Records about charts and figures
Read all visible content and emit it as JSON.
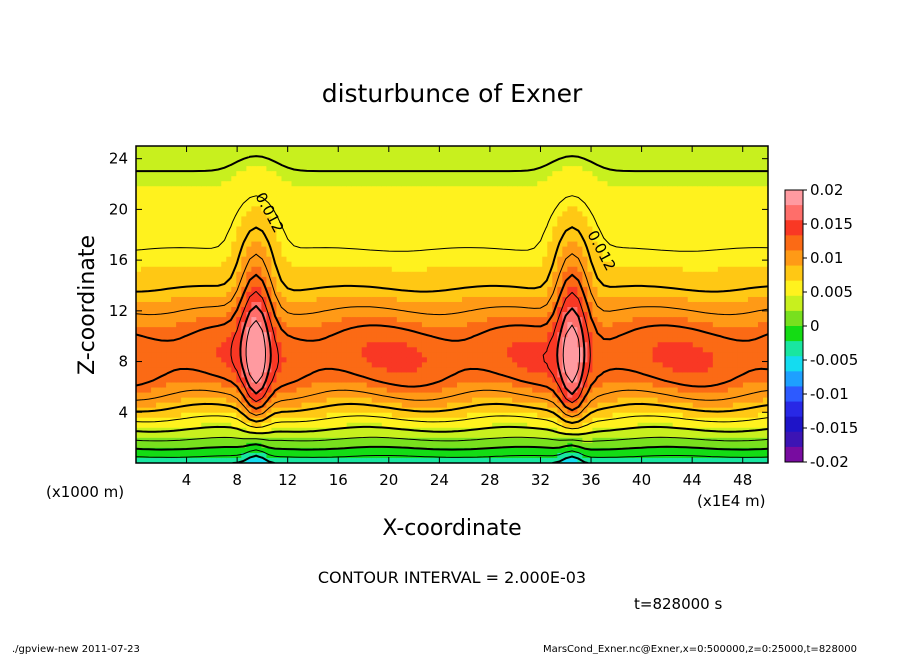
{
  "chart_data": {
    "type": "heatmap",
    "title": "disturbunce of Exner",
    "xlabel": "X-coordinate",
    "ylabel": "Z-coordinate",
    "x_unit_label": "(x1E4 m)",
    "y_unit_label": "(x1000 m)",
    "xlim": [
      0,
      50
    ],
    "ylim": [
      0,
      25
    ],
    "x_ticks": [
      4,
      8,
      12,
      16,
      20,
      24,
      28,
      32,
      36,
      40,
      44,
      48
    ],
    "y_ticks": [
      4,
      8,
      12,
      16,
      20,
      24
    ],
    "contour_interval_text": "CONTOUR INTERVAL = 2.000E-03",
    "contour_labels": [
      "0.012",
      "0.012"
    ],
    "peaks_x": [
      9.5,
      34.5
    ],
    "colorbar": {
      "min": -0.02,
      "max": 0.02,
      "tick_labels": [
        "0.02",
        "0.015",
        "0.01",
        "0.005",
        "0",
        "-0.005",
        "-0.01",
        "-0.015",
        "-0.02"
      ],
      "colors": [
        "#ff9aa0",
        "#ff6e6a",
        "#f93824",
        "#fb6a15",
        "#ff9a16",
        "#ffc814",
        "#fff21e",
        "#c8f01e",
        "#78e01e",
        "#14dc14",
        "#19e6a0",
        "#14dcf0",
        "#1ea0ff",
        "#2d5aff",
        "#2828e6",
        "#1e14c8",
        "#3c14b4",
        "#780ca0"
      ]
    }
  },
  "time_label": "t=828000 s",
  "footer_left": "./gpview-new  2011-07-23",
  "footer_right": "MarsCond_Exner.nc@Exner,x=0:500000,z=0:25000,t=828000"
}
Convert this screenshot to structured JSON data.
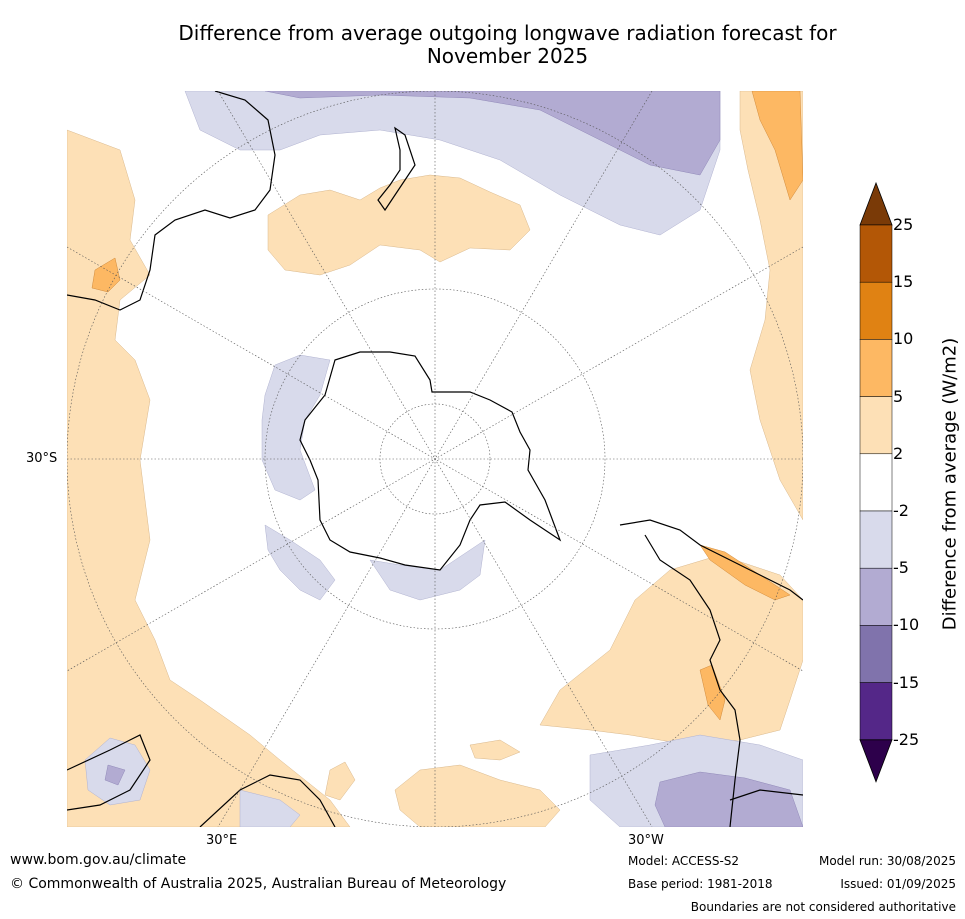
{
  "title": {
    "line1": "Difference from average outgoing longwave radiation forecast for",
    "line2": "November 2025"
  },
  "map": {
    "projection": "south-polar-stereographic",
    "lat_label": "30°S",
    "lon_labels": [
      "30°E",
      "30°W"
    ]
  },
  "colorbar": {
    "title": "Difference from average (W/m2)",
    "ticks": [
      "25",
      "15",
      "10",
      "5",
      "2",
      "-2",
      "-5",
      "-10",
      "-15",
      "-25"
    ],
    "colors": [
      "#7a3a07",
      "#b35706",
      "#e08213",
      "#fdb863",
      "#fde0b6",
      "#ffffff",
      "#d8daeb",
      "#b2abd2",
      "#8073ac",
      "#542788",
      "#2d004b"
    ]
  },
  "footer": {
    "website": "www.bom.gov.au/climate",
    "copyright": "© Commonwealth of Australia 2025, Australian Bureau of Meteorology",
    "model": "Model: ACCESS-S2",
    "base_period": "Base period: 1981-2018",
    "model_run": "Model run: 30/08/2025",
    "issued": "Issued: 01/09/2025",
    "disclaimer": "Boundaries are not considered authoritative"
  }
}
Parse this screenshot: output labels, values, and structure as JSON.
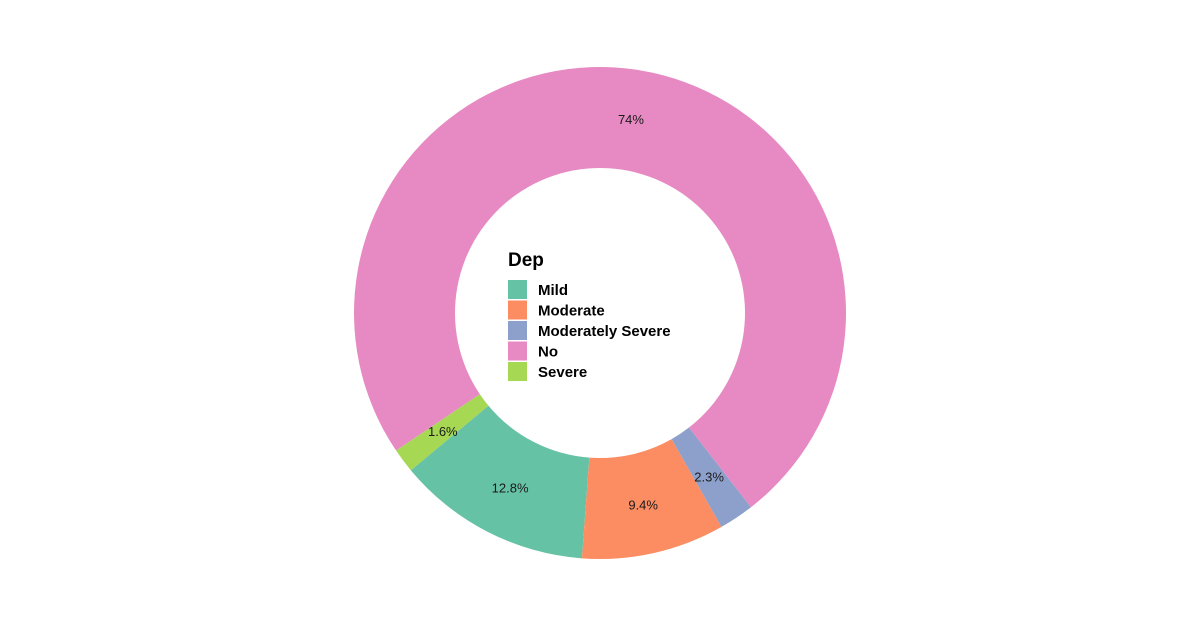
{
  "chart_data": {
    "type": "pie",
    "variant": "donut",
    "legend_title": "Dep",
    "legend_position": "center",
    "categories": [
      "Mild",
      "Moderate",
      "Moderately Severe",
      "No",
      "Severe"
    ],
    "values": [
      12.8,
      9.4,
      2.3,
      74.0,
      1.6
    ],
    "labels": [
      "12.8%",
      "9.4%",
      "2.3%",
      "74%",
      "1.6%"
    ],
    "colors": [
      "#66C2A5",
      "#FC8D62",
      "#8DA0CB",
      "#E78AC3",
      "#A6D854"
    ]
  }
}
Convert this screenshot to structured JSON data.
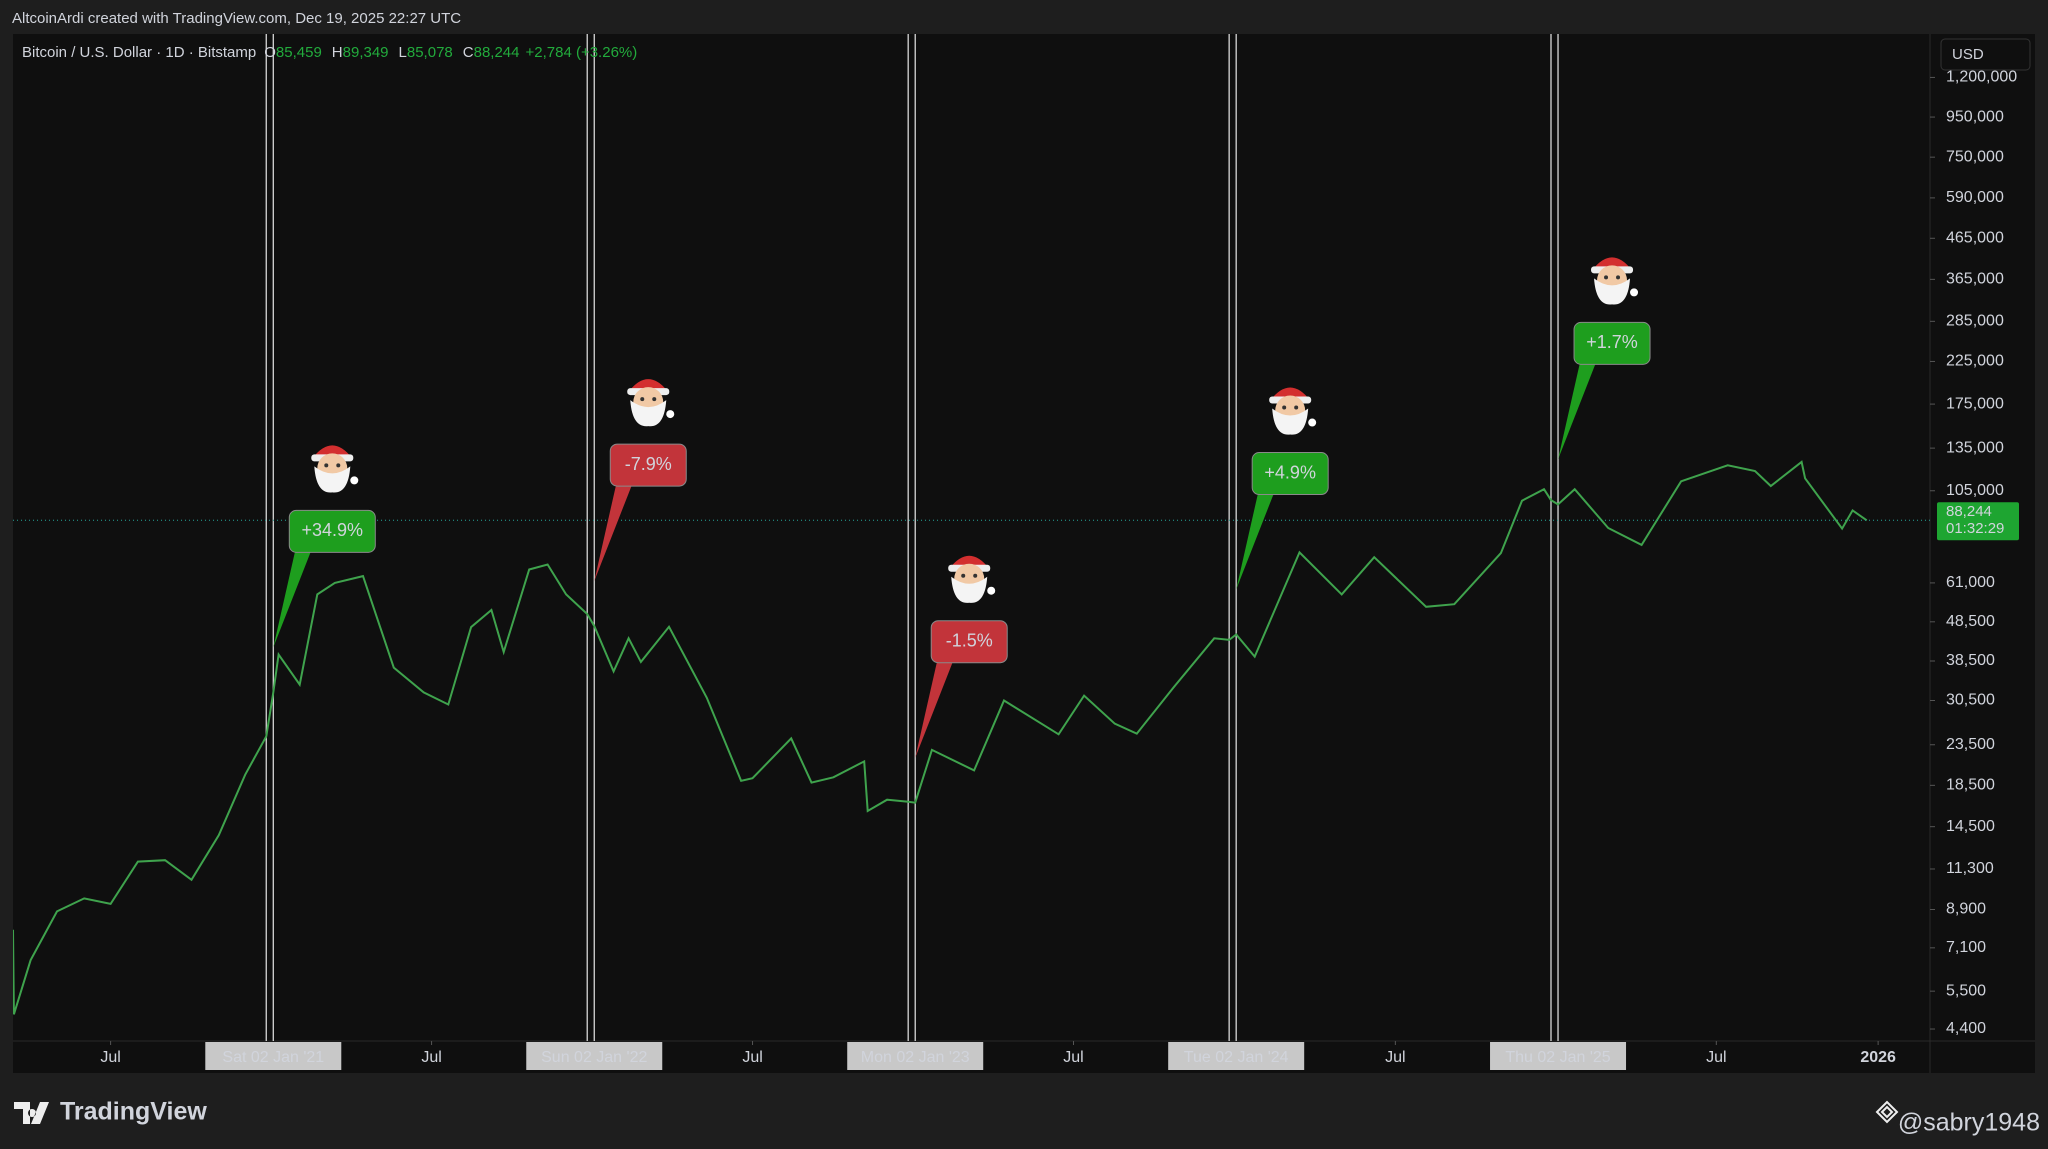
{
  "header": {
    "credit": "AltcoinArdi created with TradingView.com, Dec 19, 2025 22:27 UTC"
  },
  "footer": {
    "brand": "TradingView",
    "author": "@sabry1948"
  },
  "chart_data": {
    "type": "line",
    "symbol": "Bitcoin / U.S. Dollar · 1D · Bitstamp",
    "ohlc": [
      {
        "key": "O",
        "value": 85459,
        "label": "85,459"
      },
      {
        "key": "H",
        "value": 89349,
        "label": "89,349"
      },
      {
        "key": "L",
        "value": 85078,
        "label": "85,078"
      },
      {
        "key": "C",
        "value": 88244,
        "label": "88,244"
      }
    ],
    "change": "+2,784 (+3.26%)",
    "currency": "USD",
    "last_price": {
      "value": 88244,
      "label": "88,244"
    },
    "countdown": "01:32:29",
    "log_scale": true,
    "color": "#3fa34d",
    "x": [
      "2020-03-12",
      "2020-03-13",
      "2020-04-01",
      "2020-05-01",
      "2020-06-01",
      "2020-07-01",
      "2020-08-01",
      "2020-09-01",
      "2020-10-01",
      "2020-11-01",
      "2020-12-01",
      "2020-12-25",
      "2021-01-02",
      "2021-01-08",
      "2021-02-01",
      "2021-02-21",
      "2021-03-13",
      "2021-04-14",
      "2021-05-19",
      "2021-06-22",
      "2021-07-20",
      "2021-08-15",
      "2021-09-07",
      "2021-09-21",
      "2021-10-20",
      "2021-11-10",
      "2021-12-01",
      "2021-12-25",
      "2022-01-02",
      "2022-01-24",
      "2022-02-10",
      "2022-02-24",
      "2022-03-28",
      "2022-05-10",
      "2022-06-18",
      "2022-07-01",
      "2022-08-14",
      "2022-09-06",
      "2022-10-01",
      "2022-11-05",
      "2022-11-09",
      "2022-12-01",
      "2022-12-25",
      "2023-01-02",
      "2023-01-21",
      "2023-03-10",
      "2023-04-13",
      "2023-06-14",
      "2023-07-13",
      "2023-08-17",
      "2023-09-11",
      "2023-10-23",
      "2023-12-08",
      "2023-12-25",
      "2024-01-02",
      "2024-01-23",
      "2024-03-14",
      "2024-05-01",
      "2024-06-07",
      "2024-08-05",
      "2024-09-06",
      "2024-10-29",
      "2024-11-22",
      "2024-12-17",
      "2024-12-25",
      "2025-01-02",
      "2025-01-21",
      "2025-02-28",
      "2025-04-07",
      "2025-05-22",
      "2025-07-14",
      "2025-08-14",
      "2025-09-01",
      "2025-10-06",
      "2025-10-10",
      "2025-11-21",
      "2025-12-03",
      "2025-12-19"
    ],
    "values": [
      7900,
      4800,
      6600,
      8800,
      9500,
      9200,
      11800,
      11900,
      10600,
      13800,
      19700,
      24700,
      32000,
      40000,
      33500,
      57000,
      61000,
      63500,
      37000,
      32000,
      29800,
      47000,
      52000,
      40600,
      66000,
      68000,
      57000,
      50800,
      47300,
      36200,
      44000,
      38300,
      47100,
      31000,
      19000,
      19300,
      24400,
      18800,
      19400,
      21300,
      15900,
      17000,
      16800,
      16700,
      22800,
      20200,
      30500,
      25000,
      31400,
      26600,
      25100,
      33000,
      44000,
      43600,
      45000,
      39500,
      73000,
      57000,
      71000,
      53000,
      53800,
      72700,
      99000,
      106000,
      99400,
      96900,
      106000,
      84300,
      76300,
      111000,
      122000,
      118000,
      108000,
      124500,
      113000,
      84000,
      93500,
      88244
    ],
    "xlim": [
      "2020-03-12",
      "2026-03-01"
    ],
    "xticks": [
      {
        "value": "2020-07-01",
        "label": "Jul"
      },
      {
        "value": "2021-01-02",
        "label": "Sat 02 Jan '21"
      },
      {
        "value": "2021-07-01",
        "label": "Jul"
      },
      {
        "value": "2022-01-02",
        "label": "Sun 02 Jan '22"
      },
      {
        "value": "2022-07-01",
        "label": "Jul"
      },
      {
        "value": "2023-01-02",
        "label": "Mon 02 Jan '23"
      },
      {
        "value": "2023-07-01",
        "label": "Jul"
      },
      {
        "value": "2024-01-02",
        "label": "Tue 02 Jan '24"
      },
      {
        "value": "2024-07-01",
        "label": "Jul"
      },
      {
        "value": "2025-01-02",
        "label": "Thu 02 Jan '25"
      },
      {
        "value": "2025-07-01",
        "label": "Jul"
      },
      {
        "value": "2026-01-01",
        "label": "2026"
      }
    ],
    "ylim": [
      4100,
      1550000
    ],
    "yticks": [
      {
        "value": 1200000,
        "label": "1,200,000"
      },
      {
        "value": 950000,
        "label": "950,000"
      },
      {
        "value": 750000,
        "label": "750,000"
      },
      {
        "value": 590000,
        "label": "590,000"
      },
      {
        "value": 465000,
        "label": "465,000"
      },
      {
        "value": 365000,
        "label": "365,000"
      },
      {
        "value": 285000,
        "label": "285,000"
      },
      {
        "value": 225000,
        "label": "225,000"
      },
      {
        "value": 175000,
        "label": "175,000"
      },
      {
        "value": 135000,
        "label": "135,000"
      },
      {
        "value": 105000,
        "label": "105,000"
      },
      {
        "value": 61000,
        "label": "61,000"
      },
      {
        "value": 48500,
        "label": "48,500"
      },
      {
        "value": 38500,
        "label": "38,500"
      },
      {
        "value": 30500,
        "label": "30,500"
      },
      {
        "value": 23500,
        "label": "23,500"
      },
      {
        "value": 18500,
        "label": "18,500"
      },
      {
        "value": 14500,
        "label": "14,500"
      },
      {
        "value": 11300,
        "label": "11,300"
      },
      {
        "value": 8900,
        "label": "8,900"
      },
      {
        "value": 7100,
        "label": "7,100"
      },
      {
        "value": 5500,
        "label": "5,500"
      },
      {
        "value": 4400,
        "label": "4,400"
      }
    ],
    "vlines": [
      "2020-12-25",
      "2021-01-02",
      "2021-12-25",
      "2022-01-02",
      "2022-12-25",
      "2023-01-02",
      "2023-12-25",
      "2024-01-02",
      "2024-12-25",
      "2025-01-02"
    ],
    "annotations": [
      {
        "x": "2021-01-02",
        "value": 34.9,
        "label": "+34.9%",
        "color": "#1e9e1e"
      },
      {
        "x": "2022-01-02",
        "value": -7.9,
        "label": "-7.9%",
        "color": "#c2343a"
      },
      {
        "x": "2023-01-02",
        "value": -1.5,
        "label": "-1.5%",
        "color": "#c2343a"
      },
      {
        "x": "2024-01-02",
        "value": 4.9,
        "label": "+4.9%",
        "color": "#1e9e1e"
      },
      {
        "x": "2025-01-02",
        "value": 1.7,
        "label": "+1.7%",
        "color": "#1e9e1e"
      }
    ]
  }
}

Work to do: Find the string "from" in the entries above and return each line that holds it.

The result:
    "line1": "Difference from average outgoing longwave radiation forecast for",
    "title": "Difference from average (W/m2)",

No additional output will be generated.